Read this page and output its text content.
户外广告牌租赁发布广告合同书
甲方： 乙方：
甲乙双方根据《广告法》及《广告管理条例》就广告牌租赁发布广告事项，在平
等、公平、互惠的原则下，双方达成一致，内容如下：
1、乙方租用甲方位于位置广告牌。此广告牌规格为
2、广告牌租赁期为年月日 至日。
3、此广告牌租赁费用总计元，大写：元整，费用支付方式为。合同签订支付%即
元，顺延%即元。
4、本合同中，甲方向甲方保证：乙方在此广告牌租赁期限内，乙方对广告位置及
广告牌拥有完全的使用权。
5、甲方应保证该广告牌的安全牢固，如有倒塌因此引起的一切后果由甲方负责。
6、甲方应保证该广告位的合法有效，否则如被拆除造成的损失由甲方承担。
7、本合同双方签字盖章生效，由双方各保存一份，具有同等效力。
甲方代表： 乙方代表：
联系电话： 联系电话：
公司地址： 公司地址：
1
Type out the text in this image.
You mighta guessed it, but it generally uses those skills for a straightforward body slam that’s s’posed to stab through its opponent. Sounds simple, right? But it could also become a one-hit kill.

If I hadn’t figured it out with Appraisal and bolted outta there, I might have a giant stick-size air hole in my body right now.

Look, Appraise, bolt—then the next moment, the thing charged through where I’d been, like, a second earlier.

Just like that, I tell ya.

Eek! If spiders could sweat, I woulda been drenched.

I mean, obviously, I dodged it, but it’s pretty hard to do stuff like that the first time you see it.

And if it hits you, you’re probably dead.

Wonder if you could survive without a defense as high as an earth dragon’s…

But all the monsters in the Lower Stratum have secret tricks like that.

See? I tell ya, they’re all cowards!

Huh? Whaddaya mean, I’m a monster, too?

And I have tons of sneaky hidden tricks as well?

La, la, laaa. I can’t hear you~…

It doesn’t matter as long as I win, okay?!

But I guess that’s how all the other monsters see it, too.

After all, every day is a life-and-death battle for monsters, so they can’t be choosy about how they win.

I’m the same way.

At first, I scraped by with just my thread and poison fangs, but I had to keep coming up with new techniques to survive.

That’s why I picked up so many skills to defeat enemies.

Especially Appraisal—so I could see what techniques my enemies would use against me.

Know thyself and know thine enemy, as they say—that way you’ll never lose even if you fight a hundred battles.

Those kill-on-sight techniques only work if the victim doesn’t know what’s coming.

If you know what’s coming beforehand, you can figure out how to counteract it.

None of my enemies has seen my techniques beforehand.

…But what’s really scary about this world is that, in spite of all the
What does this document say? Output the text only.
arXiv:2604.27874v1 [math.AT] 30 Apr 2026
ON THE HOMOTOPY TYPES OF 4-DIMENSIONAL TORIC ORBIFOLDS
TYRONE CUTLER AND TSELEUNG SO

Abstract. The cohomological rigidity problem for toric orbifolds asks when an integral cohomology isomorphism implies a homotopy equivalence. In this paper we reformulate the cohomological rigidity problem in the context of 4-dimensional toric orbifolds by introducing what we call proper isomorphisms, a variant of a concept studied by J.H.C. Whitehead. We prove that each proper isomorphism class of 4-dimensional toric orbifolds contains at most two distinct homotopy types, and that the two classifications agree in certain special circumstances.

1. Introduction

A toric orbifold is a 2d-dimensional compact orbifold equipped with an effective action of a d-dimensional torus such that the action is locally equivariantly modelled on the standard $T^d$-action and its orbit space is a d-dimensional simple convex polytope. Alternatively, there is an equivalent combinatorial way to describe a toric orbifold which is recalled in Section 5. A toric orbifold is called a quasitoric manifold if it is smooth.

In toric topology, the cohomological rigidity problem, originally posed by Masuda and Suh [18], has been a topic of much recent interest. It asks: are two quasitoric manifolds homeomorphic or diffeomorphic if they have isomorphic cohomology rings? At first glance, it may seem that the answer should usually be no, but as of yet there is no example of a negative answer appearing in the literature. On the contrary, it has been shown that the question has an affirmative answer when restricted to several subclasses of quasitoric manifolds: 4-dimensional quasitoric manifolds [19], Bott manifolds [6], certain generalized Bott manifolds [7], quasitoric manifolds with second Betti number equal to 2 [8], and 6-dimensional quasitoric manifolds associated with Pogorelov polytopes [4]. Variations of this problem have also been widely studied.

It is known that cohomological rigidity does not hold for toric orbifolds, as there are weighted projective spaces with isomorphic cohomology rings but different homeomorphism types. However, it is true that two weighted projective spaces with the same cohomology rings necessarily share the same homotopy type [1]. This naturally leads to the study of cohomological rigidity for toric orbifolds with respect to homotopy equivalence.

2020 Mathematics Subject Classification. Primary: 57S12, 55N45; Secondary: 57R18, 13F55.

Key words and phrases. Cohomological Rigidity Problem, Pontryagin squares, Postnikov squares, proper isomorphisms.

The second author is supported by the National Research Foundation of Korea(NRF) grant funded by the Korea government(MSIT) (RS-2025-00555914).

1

Given task:
Transcribe each record exactly. Leave nothing out.

Response:
Read this page and output its text content.
户外广告牌租赁发布广告合同书
甲方： 乙方：
甲乙双方根据《广告法》及《广告管理条例》就广告牌租赁发布广告事项，在平
等、公平、互惠的原则下，双方达成一致，内容如下：
1、乙方租用甲方位于位置广告牌。此广告牌规格为
2、广告牌租赁期为年月日 至日。
3、此广告牌租赁费用总计元，大写：元整，费用支付方式为。合同签订支付%即
元，顺延%即元。
4、本合同中，甲方向甲方保证：乙方在此广告牌租赁期限内，乙方对广告位置及
广告牌拥有完全的使用权。
5、甲方应保证该广告牌的安全牢固，如有倒塌因此引起的一切后果由甲方负责。
6、甲方应保证该广告位的合法有效，否则如被拆除造成的损失由甲方承担。
7、本合同双方签字盖章生效，由双方各保存一份，具有同等效力。
甲方代表： 乙方代表：
联系电话： 联系电话：
公司地址： 公司地址：
1
Type out the text in this image.
You mighta guessed it, but it generally uses those skills for a straightforward body slam that’s s’posed to stab through its opponent. Sounds simple, right? But it could also become a one-hit kill.

If I hadn’t figured it out with Appraisal and bolted outta there, I might have a giant stick-size air hole in my body right now.

Look, Appraise, bolt—then the next moment, the thing charged through where I’d been, like, a second earlier.

Just like that, I tell ya.

Eek! If spiders could sweat, I woulda been drenched.

I mean, obviously, I dodged it, but it’s pretty hard to do stuff like that the first time you see it.

And if it hits you, you’re probably dead.

Wonder if you could survive without a defense as high as an earth dragon’s…

But all the monsters in the Lower Stratum have secret tricks like that.

See? I tell ya, they’re all cowards!

Huh? Whaddaya mean, I’m a monster, too?

And I have tons of sneaky hidden tricks as well?

La, la, laaa. I can’t hear you~…

It doesn’t matter as long as I win, okay?!

But I guess that’s how all the other monsters see it, too.

After all, every day is a life-and-death battle for monsters, so they can’t be choosy about how they win.

I’m the same way.

At first, I scraped by with just my thread and poison fangs, but I had to keep coming up with new techniques to survive.

That’s why I picked up so many skills to defeat enemies.

Especially Appraisal—so I could see what techniques my enemies would use against me.

Know thyself and know thine enemy, as they say—that way you’ll never lose even if you fight a hundred battles.

Those kill-on-sight techniques only work if the victim doesn’t know what’s coming.

If you know what’s coming beforehand, you can figure out how to counteract it.

None of my enemies has seen my techniques beforehand.

…But what’s really scary about this world is that, in spite of all the
What does this document say? Output the text only.
arXiv:2604.27874v1 [math.AT] 30 Apr 2026
ON THE HOMOTOPY TYPES OF 4-DIMENSIONAL TORIC ORBIFOLDS
TYRONE CUTLER AND TSELEUNG SO

Abstract. The cohomological rigidity problem for toric orbifolds asks when an integral cohomology isomorphism implies a homotopy equivalence. In this paper we reformulate the cohomological rigidity problem in the context of 4-dimensional toric orbifolds by introducing what we call proper isomorphisms, a variant of a concept studied by J.H.C. Whitehead. We prove that each proper isomorphism class of 4-dimensional toric orbifolds contains at most two distinct homotopy types, and that the two classifications agree in certain special circumstances.

1. Introduction

A toric orbifold is a 2d-dimensional compact orbifold equipped with an effective action of a d-dimensional torus such that the action is locally equivariantly modelled on the standard $T^d$-action and its orbit space is a d-dimensional simple convex polytope. Alternatively, there is an equivalent combinatorial way to describe a toric orbifold which is recalled in Section 5. A toric orbifold is called a quasitoric manifold if it is smooth.

In toric topology, the cohomological rigidity problem, originally posed by Masuda and Suh [18], has been a topic of much recent interest. It asks: are two quasitoric manifolds homeomorphic or diffeomorphic if they have isomorphic cohomology rings? At first glance, it may seem that the answer should usually be no, but as of yet there is no example of a negative answer appearing in the literature. On the contrary, it has been shown that the question has an affirmative answer when restricted to several subclasses of quasitoric manifolds: 4-dimensional quasitoric manifolds [19], Bott manifolds [6], certain generalized Bott manifolds [7], quasitoric manifolds with second Betti number equal to 2 [8], and 6-dimensional quasitoric manifolds associated with Pogorelov polytopes [4]. Variations of this problem have also been widely studied.

It is known that cohomological rigidity does not hold for toric orbifolds, as there are weighted projective spaces with isomorphic cohomology rings but different homeomorphism types. However, it is true that two weighted projective spaces with the same cohomology rings necessarily share the same homotopy type [1]. This naturally leads to the study of cohomological rigidity for toric orbifolds with respect to homotopy equivalence.

2020 Mathematics Subject Classification. Primary: 57S12, 55N45; Secondary: 57R18, 13F55.

Key words and phrases. Cohomological Rigidity Problem, Pontryagin squares, Postnikov squares, proper isomorphisms.

The second author is supported by the National Research Foundation of Korea(NRF) grant funded by the Korea government(MSIT) (RS-2025-00555914).

1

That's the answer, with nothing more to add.